:: Supplied material ::
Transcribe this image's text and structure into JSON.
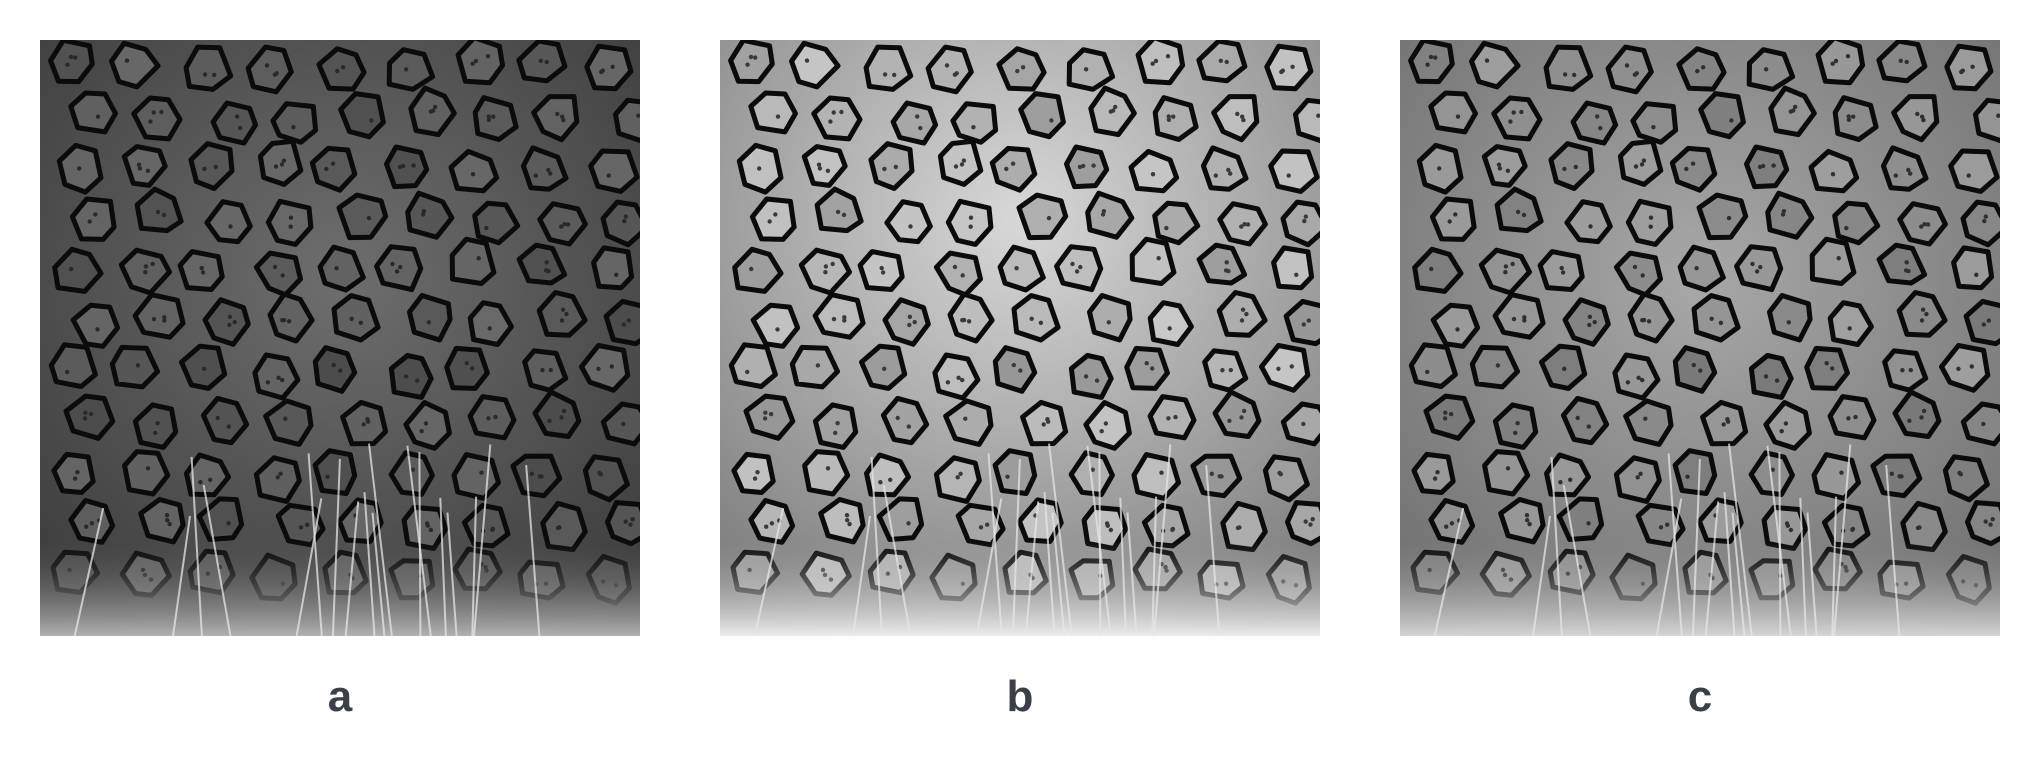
{
  "panels": [
    {
      "label": "a",
      "variant": "original",
      "tone": "dark"
    },
    {
      "label": "b",
      "variant": "contrast-enhanced",
      "tone": "bright"
    },
    {
      "label": "c",
      "variant": "locally-equalized",
      "tone": "balanced"
    }
  ],
  "colors": {
    "background": "#ffffff",
    "caption": "#3b3f47",
    "crack_dark": "#0b0b0b"
  }
}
:::
= Exercise instructions =
Output all of the records exactly as they appear above, but not the pictures.

= Answer to this problem =
Transcribe this image's text and structure into JSON.
{
  "panels": [
    {
      "label": "a",
      "variant": "original",
      "tone": "dark"
    },
    {
      "label": "b",
      "variant": "contrast-enhanced",
      "tone": "bright"
    },
    {
      "label": "c",
      "variant": "locally-equalized",
      "tone": "balanced"
    }
  ],
  "colors": {
    "background": "#ffffff",
    "caption": "#3b3f47",
    "crack_dark": "#0b0b0b"
  }
}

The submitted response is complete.